> [GIVEN INSTRUCTION] Copy out each line below exactly as it appears.

____ RECORDS TO PROCESS

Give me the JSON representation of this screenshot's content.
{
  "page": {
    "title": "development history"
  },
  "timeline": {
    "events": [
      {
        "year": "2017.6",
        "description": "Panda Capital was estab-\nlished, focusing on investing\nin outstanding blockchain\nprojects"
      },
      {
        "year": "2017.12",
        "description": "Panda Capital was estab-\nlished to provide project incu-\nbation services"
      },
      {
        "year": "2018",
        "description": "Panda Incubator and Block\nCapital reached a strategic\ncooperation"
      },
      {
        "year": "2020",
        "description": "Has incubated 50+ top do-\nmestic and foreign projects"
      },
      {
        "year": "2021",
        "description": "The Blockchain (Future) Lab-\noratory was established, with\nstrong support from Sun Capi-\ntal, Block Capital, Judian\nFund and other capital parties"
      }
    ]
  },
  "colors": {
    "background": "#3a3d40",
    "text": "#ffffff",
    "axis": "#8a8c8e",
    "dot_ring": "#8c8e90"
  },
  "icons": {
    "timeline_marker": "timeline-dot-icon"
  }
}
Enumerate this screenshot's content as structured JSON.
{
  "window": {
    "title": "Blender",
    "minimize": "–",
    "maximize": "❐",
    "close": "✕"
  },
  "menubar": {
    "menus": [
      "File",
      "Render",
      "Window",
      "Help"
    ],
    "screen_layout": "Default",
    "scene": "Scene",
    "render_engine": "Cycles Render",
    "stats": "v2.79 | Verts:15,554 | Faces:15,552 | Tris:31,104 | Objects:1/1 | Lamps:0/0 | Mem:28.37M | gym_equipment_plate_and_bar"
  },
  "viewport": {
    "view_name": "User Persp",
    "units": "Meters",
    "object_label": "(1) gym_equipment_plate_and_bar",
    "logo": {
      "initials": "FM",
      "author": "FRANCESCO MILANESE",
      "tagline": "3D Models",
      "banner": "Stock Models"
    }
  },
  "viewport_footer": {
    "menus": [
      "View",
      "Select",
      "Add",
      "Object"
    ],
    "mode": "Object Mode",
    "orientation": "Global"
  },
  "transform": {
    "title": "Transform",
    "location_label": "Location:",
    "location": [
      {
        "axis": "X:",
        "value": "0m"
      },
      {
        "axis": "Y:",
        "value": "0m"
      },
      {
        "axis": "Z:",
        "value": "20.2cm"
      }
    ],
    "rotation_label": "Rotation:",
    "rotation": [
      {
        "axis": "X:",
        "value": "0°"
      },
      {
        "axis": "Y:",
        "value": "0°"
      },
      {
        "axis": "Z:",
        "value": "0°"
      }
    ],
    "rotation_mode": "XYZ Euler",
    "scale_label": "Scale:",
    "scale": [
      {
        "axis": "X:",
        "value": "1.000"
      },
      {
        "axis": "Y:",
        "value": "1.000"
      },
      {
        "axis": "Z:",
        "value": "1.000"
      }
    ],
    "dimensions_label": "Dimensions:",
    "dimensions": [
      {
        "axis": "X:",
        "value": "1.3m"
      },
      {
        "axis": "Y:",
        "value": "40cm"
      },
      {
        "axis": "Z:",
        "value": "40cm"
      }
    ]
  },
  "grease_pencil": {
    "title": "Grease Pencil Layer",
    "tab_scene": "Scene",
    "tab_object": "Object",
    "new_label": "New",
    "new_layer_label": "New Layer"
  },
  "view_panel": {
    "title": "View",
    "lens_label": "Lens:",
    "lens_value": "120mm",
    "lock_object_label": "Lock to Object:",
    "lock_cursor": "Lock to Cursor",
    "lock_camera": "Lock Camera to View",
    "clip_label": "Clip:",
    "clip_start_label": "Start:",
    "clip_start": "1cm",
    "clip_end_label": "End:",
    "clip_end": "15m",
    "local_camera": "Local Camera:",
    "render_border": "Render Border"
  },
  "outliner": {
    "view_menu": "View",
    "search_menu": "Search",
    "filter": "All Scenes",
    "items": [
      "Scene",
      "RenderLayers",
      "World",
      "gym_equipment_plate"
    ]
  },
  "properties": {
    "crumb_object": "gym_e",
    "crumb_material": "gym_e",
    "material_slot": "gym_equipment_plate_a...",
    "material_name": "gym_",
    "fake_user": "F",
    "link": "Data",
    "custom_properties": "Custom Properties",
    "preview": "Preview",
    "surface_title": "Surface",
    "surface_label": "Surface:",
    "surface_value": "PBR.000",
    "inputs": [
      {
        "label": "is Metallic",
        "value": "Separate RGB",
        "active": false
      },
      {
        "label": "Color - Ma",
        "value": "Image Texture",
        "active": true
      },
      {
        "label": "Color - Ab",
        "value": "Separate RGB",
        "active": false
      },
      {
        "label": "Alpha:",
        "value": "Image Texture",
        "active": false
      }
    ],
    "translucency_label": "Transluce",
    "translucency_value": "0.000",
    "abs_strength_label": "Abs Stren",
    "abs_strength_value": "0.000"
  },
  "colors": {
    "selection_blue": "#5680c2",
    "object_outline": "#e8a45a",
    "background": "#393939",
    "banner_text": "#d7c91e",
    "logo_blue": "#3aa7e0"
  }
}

________

> [EXERCISE RESPONSE]
Give me the JSON representation of this screenshot's content.
{
  "page": {
    "title": "development history"
  },
  "timeline": {
    "events": [
      {
        "year": "2017.6",
        "description": "Panda Capital was estab-\nlished, focusing on investing\nin outstanding blockchain\nprojects"
      },
      {
        "year": "2017.12",
        "description": "Panda Capital was estab-\nlished to provide project incu-\nbation services"
      },
      {
        "year": "2018",
        "description": "Panda Incubator and Block\nCapital reached a strategic\ncooperation"
      },
      {
        "year": "2020",
        "description": "Has incubated 50+ top do-\nmestic and foreign projects"
      },
      {
        "year": "2021",
        "description": "The Blockchain (Future) Lab-\noratory was established, with\nstrong support from Sun Capi-\ntal, Block Capital, Judian\nFund and other capital parties"
      }
    ]
  },
  "colors": {
    "background": "#3a3d40",
    "text": "#ffffff",
    "axis": "#8a8c8e",
    "dot_ring": "#8c8e90"
  },
  "icons": {
    "timeline_marker": "timeline-dot-icon"
  }
}
Enumerate this screenshot's content as structured JSON.
{
  "window": {
    "title": "Blender",
    "minimize": "–",
    "maximize": "❐",
    "close": "✕"
  },
  "menubar": {
    "menus": [
      "File",
      "Render",
      "Window",
      "Help"
    ],
    "screen_layout": "Default",
    "scene": "Scene",
    "render_engine": "Cycles Render",
    "stats": "v2.79 | Verts:15,554 | Faces:15,552 | Tris:31,104 | Objects:1/1 | Lamps:0/0 | Mem:28.37M | gym_equipment_plate_and_bar"
  },
  "viewport": {
    "view_name": "User Persp",
    "units": "Meters",
    "object_label": "(1) gym_equipment_plate_and_bar",
    "logo": {
      "initials": "FM",
      "author": "FRANCESCO MILANESE",
      "tagline": "3D Models",
      "banner": "Stock Models"
    }
  },
  "viewport_footer": {
    "menus": [
      "View",
      "Select",
      "Add",
      "Object"
    ],
    "mode": "Object Mode",
    "orientation": "Global"
  },
  "transform": {
    "title": "Transform",
    "location_label": "Location:",
    "location": [
      {
        "axis": "X:",
        "value": "0m"
      },
      {
        "axis": "Y:",
        "value": "0m"
      },
      {
        "axis": "Z:",
        "value": "20.2cm"
      }
    ],
    "rotation_label": "Rotation:",
    "rotation": [
      {
        "axis": "X:",
        "value": "0°"
      },
      {
        "axis": "Y:",
        "value": "0°"
      },
      {
        "axis": "Z:",
        "value": "0°"
      }
    ],
    "rotation_mode": "XYZ Euler",
    "scale_label": "Scale:",
    "scale": [
      {
        "axis": "X:",
        "value": "1.000"
      },
      {
        "axis": "Y:",
        "value": "1.000"
      },
      {
        "axis": "Z:",
        "value": "1.000"
      }
    ],
    "dimensions_label": "Dimensions:",
    "dimensions": [
      {
        "axis": "X:",
        "value": "1.3m"
      },
      {
        "axis": "Y:",
        "value": "40cm"
      },
      {
        "axis": "Z:",
        "value": "40cm"
      }
    ]
  },
  "grease_pencil": {
    "title": "Grease Pencil Layer",
    "tab_scene": "Scene",
    "tab_object": "Object",
    "new_label": "New",
    "new_layer_label": "New Layer"
  },
  "view_panel": {
    "title": "View",
    "lens_label": "Lens:",
    "lens_value": "120mm",
    "lock_object_label": "Lock to Object:",
    "lock_cursor": "Lock to Cursor",
    "lock_camera": "Lock Camera to View",
    "clip_label": "Clip:",
    "clip_start_label": "Start:",
    "clip_start": "1cm",
    "clip_end_label": "End:",
    "clip_end": "15m",
    "local_camera": "Local Camera:",
    "render_border": "Render Border"
  },
  "outliner": {
    "view_menu": "View",
    "search_menu": "Search",
    "filter": "All Scenes",
    "items": [
      "Scene",
      "RenderLayers",
      "World",
      "gym_equipment_plate"
    ]
  },
  "properties": {
    "crumb_object": "gym_e",
    "crumb_material": "gym_e",
    "material_slot": "gym_equipment_plate_a...",
    "material_name": "gym_",
    "fake_user": "F",
    "link": "Data",
    "custom_properties": "Custom Properties",
    "preview": "Preview",
    "surface_title": "Surface",
    "surface_label": "Surface:",
    "surface_value": "PBR.000",
    "inputs": [
      {
        "label": "is Metallic",
        "value": "Separate RGB",
        "active": false
      },
      {
        "label": "Color - Ma",
        "value": "Image Texture",
        "active": true
      },
      {
        "label": "Color - Ab",
        "value": "Separate RGB",
        "active": false
      },
      {
        "label": "Alpha:",
        "value": "Image Texture",
        "active": false
      }
    ],
    "translucency_label": "Transluce",
    "translucency_value": "0.000",
    "abs_strength_label": "Abs Stren",
    "abs_strength_value": "0.000"
  },
  "colors": {
    "selection_blue": "#5680c2",
    "object_outline": "#e8a45a",
    "background": "#393939",
    "banner_text": "#d7c91e",
    "logo_blue": "#3aa7e0"
  }
}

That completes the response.